**Given problem:**
Copy out the entries from the start through the line containing "key-c[interactable]: c xyxy=(429,441,460,479)", including both ends, with no changes.

(Region boundary data)
--*--
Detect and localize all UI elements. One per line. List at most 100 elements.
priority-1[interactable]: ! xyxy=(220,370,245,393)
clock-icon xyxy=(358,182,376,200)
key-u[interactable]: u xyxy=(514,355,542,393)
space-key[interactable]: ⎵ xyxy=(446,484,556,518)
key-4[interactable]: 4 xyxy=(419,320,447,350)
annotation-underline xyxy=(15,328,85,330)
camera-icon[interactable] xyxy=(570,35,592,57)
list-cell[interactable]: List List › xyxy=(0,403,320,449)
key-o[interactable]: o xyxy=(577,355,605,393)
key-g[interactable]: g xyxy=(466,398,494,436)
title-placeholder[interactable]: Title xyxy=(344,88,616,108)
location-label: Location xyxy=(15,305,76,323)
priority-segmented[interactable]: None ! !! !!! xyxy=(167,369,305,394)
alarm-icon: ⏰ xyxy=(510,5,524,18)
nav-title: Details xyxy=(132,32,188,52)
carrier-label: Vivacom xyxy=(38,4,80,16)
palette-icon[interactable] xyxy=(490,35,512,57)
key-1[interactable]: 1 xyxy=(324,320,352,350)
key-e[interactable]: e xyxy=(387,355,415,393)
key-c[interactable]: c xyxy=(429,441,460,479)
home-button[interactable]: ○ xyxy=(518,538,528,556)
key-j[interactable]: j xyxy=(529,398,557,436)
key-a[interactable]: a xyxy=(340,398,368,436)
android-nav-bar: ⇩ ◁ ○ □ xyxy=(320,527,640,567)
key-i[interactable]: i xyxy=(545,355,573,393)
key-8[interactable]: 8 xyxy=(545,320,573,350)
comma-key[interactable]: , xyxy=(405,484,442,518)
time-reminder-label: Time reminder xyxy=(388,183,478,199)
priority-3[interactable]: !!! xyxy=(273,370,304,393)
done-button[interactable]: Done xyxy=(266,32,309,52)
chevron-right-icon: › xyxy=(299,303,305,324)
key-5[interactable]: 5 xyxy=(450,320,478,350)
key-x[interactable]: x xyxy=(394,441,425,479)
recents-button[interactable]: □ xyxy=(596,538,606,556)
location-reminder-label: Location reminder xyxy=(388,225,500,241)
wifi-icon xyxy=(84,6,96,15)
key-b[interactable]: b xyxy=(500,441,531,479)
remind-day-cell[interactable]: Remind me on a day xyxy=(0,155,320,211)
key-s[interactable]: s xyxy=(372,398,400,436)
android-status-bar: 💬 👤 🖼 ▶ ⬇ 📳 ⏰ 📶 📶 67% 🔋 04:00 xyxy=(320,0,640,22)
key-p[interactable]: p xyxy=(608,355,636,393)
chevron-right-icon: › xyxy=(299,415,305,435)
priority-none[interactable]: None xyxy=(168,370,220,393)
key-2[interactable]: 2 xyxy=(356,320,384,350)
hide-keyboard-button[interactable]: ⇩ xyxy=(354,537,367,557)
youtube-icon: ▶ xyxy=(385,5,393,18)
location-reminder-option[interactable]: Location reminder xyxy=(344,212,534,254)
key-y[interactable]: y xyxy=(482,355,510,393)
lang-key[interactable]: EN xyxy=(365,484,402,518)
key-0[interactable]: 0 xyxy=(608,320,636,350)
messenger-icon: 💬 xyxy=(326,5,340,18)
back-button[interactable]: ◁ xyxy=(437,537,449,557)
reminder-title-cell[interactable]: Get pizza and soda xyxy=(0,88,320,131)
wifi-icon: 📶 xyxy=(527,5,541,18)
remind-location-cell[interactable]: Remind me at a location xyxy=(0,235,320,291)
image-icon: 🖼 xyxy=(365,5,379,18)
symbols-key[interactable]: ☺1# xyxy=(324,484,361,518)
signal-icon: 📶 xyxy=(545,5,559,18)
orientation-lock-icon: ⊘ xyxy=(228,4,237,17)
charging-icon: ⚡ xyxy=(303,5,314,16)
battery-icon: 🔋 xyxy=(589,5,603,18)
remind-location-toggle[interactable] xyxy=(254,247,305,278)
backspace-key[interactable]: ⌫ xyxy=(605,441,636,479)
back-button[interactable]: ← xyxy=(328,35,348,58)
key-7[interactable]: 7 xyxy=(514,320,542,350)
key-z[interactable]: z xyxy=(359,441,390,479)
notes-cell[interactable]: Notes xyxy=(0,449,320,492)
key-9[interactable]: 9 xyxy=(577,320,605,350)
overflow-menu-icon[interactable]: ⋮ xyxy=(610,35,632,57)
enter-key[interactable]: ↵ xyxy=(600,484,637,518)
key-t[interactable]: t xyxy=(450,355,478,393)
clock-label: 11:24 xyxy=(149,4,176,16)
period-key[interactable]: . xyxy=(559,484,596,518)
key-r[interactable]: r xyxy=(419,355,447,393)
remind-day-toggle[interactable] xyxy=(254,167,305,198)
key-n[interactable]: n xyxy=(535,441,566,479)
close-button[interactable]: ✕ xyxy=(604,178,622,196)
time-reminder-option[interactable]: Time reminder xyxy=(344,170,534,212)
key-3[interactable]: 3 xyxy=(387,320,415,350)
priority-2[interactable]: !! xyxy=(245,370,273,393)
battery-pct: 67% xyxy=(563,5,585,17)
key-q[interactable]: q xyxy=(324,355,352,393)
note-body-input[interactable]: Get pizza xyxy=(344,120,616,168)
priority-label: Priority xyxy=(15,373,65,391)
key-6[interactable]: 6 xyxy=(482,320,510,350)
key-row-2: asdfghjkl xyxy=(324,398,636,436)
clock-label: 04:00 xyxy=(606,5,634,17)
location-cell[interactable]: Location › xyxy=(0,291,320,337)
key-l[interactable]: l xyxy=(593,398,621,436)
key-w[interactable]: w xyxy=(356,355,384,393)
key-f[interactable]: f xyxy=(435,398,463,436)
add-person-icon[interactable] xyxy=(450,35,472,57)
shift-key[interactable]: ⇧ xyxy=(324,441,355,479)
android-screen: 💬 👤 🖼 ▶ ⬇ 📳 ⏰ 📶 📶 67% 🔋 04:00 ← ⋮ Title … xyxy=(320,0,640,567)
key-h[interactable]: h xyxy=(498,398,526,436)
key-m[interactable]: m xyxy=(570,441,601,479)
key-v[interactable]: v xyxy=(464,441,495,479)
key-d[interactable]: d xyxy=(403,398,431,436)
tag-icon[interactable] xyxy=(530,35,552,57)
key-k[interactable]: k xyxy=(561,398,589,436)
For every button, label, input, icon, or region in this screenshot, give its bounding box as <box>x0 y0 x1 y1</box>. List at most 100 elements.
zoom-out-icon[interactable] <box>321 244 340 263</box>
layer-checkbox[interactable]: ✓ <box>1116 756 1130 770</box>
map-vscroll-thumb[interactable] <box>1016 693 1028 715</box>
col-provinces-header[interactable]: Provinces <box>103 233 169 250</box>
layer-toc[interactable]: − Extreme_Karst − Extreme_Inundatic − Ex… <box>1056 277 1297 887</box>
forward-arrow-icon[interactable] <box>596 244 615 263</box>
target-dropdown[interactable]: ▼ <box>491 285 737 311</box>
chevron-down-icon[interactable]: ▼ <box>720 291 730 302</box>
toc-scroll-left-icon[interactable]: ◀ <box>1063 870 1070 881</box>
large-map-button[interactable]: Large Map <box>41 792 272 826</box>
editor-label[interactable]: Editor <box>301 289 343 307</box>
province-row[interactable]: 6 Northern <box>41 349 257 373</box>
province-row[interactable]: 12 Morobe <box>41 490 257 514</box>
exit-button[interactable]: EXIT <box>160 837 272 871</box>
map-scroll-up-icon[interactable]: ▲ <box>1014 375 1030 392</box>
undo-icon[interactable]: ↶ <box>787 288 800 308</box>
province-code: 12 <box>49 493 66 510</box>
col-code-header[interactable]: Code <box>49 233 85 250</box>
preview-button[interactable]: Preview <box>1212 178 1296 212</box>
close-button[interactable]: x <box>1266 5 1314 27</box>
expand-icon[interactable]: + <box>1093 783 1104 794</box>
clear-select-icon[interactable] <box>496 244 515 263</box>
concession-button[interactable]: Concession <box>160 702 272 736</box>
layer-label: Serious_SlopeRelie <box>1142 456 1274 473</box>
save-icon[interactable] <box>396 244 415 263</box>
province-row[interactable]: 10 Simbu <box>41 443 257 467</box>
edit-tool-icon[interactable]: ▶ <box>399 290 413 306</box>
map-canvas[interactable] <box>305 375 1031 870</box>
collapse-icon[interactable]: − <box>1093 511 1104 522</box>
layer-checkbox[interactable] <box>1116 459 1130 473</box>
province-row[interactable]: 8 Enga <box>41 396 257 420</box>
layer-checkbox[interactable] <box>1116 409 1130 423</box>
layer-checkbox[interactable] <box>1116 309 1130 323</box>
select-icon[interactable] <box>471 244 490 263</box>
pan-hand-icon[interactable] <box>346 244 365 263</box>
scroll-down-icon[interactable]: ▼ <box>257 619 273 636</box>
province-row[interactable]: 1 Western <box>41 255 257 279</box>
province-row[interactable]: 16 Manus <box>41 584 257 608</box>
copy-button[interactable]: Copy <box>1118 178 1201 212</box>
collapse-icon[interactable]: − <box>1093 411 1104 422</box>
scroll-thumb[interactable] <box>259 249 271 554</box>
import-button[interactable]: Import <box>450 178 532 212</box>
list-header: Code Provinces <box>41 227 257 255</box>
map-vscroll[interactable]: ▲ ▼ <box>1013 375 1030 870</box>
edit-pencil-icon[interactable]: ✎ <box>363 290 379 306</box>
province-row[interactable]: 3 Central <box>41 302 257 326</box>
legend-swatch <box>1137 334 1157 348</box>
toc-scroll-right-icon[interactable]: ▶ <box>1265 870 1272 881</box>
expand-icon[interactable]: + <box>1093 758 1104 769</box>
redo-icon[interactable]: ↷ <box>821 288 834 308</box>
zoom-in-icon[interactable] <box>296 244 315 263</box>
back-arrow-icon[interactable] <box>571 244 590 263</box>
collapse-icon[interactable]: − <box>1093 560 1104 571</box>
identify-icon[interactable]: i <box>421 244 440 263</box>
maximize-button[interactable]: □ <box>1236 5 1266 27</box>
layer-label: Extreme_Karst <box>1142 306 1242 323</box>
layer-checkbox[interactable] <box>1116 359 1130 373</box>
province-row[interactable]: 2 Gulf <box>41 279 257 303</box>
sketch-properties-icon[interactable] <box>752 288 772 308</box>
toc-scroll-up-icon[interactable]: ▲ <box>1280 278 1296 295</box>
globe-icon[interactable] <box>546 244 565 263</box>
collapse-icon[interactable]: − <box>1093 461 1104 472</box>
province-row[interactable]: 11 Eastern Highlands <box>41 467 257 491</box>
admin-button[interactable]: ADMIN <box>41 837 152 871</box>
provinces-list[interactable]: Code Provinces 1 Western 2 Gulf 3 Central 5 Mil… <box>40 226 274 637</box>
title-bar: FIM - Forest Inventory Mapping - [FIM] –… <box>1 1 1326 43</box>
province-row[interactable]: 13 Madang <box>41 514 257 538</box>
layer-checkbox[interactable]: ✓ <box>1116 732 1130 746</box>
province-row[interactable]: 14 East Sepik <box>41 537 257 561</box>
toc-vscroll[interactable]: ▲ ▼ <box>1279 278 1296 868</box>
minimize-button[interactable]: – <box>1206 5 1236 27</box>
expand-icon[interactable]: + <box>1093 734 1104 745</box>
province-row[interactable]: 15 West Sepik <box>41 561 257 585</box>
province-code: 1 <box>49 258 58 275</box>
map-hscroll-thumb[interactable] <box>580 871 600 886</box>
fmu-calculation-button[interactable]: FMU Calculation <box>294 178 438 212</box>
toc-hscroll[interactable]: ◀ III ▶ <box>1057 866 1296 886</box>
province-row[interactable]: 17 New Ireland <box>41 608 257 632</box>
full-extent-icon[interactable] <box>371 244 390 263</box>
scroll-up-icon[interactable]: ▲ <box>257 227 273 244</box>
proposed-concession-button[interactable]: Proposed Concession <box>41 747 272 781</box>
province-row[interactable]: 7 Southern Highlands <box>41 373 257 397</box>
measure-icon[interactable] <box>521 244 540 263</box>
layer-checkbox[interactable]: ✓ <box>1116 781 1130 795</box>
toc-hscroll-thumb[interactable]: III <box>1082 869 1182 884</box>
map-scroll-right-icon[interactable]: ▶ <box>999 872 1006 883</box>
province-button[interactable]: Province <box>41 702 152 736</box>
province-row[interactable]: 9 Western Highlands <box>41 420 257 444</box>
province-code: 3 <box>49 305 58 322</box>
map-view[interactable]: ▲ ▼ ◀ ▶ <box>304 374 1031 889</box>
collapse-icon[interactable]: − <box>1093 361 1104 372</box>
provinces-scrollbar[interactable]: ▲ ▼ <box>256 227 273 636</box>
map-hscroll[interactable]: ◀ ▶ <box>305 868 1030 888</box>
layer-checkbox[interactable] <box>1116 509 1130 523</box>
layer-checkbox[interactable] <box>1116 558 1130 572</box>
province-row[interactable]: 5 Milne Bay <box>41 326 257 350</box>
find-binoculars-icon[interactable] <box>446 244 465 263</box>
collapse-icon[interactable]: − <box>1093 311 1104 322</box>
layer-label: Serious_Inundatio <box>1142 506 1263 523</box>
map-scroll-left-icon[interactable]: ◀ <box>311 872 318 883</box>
--*--
**Final answer:**
Detect and localize all UI elements. One per line. List at most 100 elements.
priority-1[interactable]: ! xyxy=(220,370,245,393)
clock-icon xyxy=(358,182,376,200)
key-u[interactable]: u xyxy=(514,355,542,393)
space-key[interactable]: ⎵ xyxy=(446,484,556,518)
key-4[interactable]: 4 xyxy=(419,320,447,350)
annotation-underline xyxy=(15,328,85,330)
camera-icon[interactable] xyxy=(570,35,592,57)
list-cell[interactable]: List List › xyxy=(0,403,320,449)
key-o[interactable]: o xyxy=(577,355,605,393)
key-g[interactable]: g xyxy=(466,398,494,436)
title-placeholder[interactable]: Title xyxy=(344,88,616,108)
location-label: Location xyxy=(15,305,76,323)
priority-segmented[interactable]: None ! !! !!! xyxy=(167,369,305,394)
alarm-icon: ⏰ xyxy=(510,5,524,18)
nav-title: Details xyxy=(132,32,188,52)
carrier-label: Vivacom xyxy=(38,4,80,16)
palette-icon[interactable] xyxy=(490,35,512,57)
key-1[interactable]: 1 xyxy=(324,320,352,350)
key-e[interactable]: e xyxy=(387,355,415,393)
key-c[interactable]: c xyxy=(429,441,460,479)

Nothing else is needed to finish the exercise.